◆ **Your task**
Write out each entry again. Keep every word exactly as it is.

··· Dataset excerpts

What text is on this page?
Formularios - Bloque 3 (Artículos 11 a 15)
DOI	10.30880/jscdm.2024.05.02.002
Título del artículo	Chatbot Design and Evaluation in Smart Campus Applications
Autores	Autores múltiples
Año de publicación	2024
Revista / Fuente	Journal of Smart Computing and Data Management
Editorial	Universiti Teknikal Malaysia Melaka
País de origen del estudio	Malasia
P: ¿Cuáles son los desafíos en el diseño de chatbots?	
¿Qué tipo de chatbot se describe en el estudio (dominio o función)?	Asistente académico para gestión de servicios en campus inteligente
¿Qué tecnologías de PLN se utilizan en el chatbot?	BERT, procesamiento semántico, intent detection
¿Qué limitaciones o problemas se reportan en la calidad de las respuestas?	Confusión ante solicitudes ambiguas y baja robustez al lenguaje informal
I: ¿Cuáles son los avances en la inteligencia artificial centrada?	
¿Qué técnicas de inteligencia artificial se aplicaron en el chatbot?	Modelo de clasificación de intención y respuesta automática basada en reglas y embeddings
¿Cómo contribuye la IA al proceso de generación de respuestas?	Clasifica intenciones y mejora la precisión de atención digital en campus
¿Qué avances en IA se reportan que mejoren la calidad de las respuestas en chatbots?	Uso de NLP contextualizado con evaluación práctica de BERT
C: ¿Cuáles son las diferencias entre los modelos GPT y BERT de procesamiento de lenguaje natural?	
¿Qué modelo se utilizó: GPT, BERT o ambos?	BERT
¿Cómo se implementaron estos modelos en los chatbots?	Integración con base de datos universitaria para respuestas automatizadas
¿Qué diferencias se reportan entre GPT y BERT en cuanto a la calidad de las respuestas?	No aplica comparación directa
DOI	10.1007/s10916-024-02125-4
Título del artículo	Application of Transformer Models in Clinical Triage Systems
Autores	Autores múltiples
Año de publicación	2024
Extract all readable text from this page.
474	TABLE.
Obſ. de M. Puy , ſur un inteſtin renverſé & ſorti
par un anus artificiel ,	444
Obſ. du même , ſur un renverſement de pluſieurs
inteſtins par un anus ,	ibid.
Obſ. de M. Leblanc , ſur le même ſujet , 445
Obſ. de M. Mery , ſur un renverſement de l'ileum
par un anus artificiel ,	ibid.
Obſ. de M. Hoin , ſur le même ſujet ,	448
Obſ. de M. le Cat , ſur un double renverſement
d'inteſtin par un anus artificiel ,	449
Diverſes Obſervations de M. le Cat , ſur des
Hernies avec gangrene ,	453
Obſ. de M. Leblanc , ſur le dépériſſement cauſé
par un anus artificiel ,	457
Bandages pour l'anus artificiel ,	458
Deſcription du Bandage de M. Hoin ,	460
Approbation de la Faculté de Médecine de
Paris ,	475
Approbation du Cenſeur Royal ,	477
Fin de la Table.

······

◆ **Answer below**
What text is on this page?
Formularios - Bloque 3 (Artículos 11 a 15)
DOI	10.30880/jscdm.2024.05.02.002
Título del artículo	Chatbot Design and Evaluation in Smart Campus Applications
Autores	Autores múltiples
Año de publicación	2024
Revista / Fuente	Journal of Smart Computing and Data Management
Editorial	Universiti Teknikal Malaysia Melaka
País de origen del estudio	Malasia
P: ¿Cuáles son los desafíos en el diseño de chatbots?	
¿Qué tipo de chatbot se describe en el estudio (dominio o función)?	Asistente académico para gestión de servicios en campus inteligente
¿Qué tecnologías de PLN se utilizan en el chatbot?	BERT, procesamiento semántico, intent detection
¿Qué limitaciones o problemas se reportan en la calidad de las respuestas?	Confusión ante solicitudes ambiguas y baja robustez al lenguaje informal
I: ¿Cuáles son los avances en la inteligencia artificial centrada?	
¿Qué técnicas de inteligencia artificial se aplicaron en el chatbot?	Modelo de clasificación de intención y respuesta automática basada en reglas y embeddings
¿Cómo contribuye la IA al proceso de generación de respuestas?	Clasifica intenciones y mejora la precisión de atención digital en campus
¿Qué avances en IA se reportan que mejoren la calidad de las respuestas en chatbots?	Uso de NLP contextualizado con evaluación práctica de BERT
C: ¿Cuáles son las diferencias entre los modelos GPT y BERT de procesamiento de lenguaje natural?	
¿Qué modelo se utilizó: GPT, BERT o ambos?	BERT
¿Cómo se implementaron estos modelos en los chatbots?	Integración con base de datos universitaria para respuestas automatizadas
¿Qué diferencias se reportan entre GPT y BERT en cuanto a la calidad de las respuestas?	No aplica comparación directa
DOI	10.1007/s10916-024-02125-4
Título del artículo	Application of Transformer Models in Clinical Triage Systems
Autores	Autores múltiples
Año de publicación	2024
Extract all readable text from this page.
474	TABLE.
Obſ. de M. Puy , ſur un inteſtin renverſé & ſorti
par un anus artificiel ,	444
Obſ. du même , ſur un renverſement de pluſieurs
inteſtins par un anus ,	ibid.
Obſ. de M. Leblanc , ſur le même ſujet , 445
Obſ. de M. Mery , ſur un renverſement de l'ileum
par un anus artificiel ,	ibid.
Obſ. de M. Hoin , ſur le même ſujet ,	448
Obſ. de M. le Cat , ſur un double renverſement
d'inteſtin par un anus artificiel ,	449
Diverſes Obſervations de M. le Cat , ſur des
Hernies avec gangrene ,	453
Obſ. de M. Leblanc , ſur le dépériſſement cauſé
par un anus artificiel ,	457
Bandages pour l'anus artificiel ,	458
Deſcription du Bandage de M. Hoin ,	460
Approbation de la Faculté de Médecine de
Paris ,	475
Approbation du Cenſeur Royal ,	477
Fin de la Table.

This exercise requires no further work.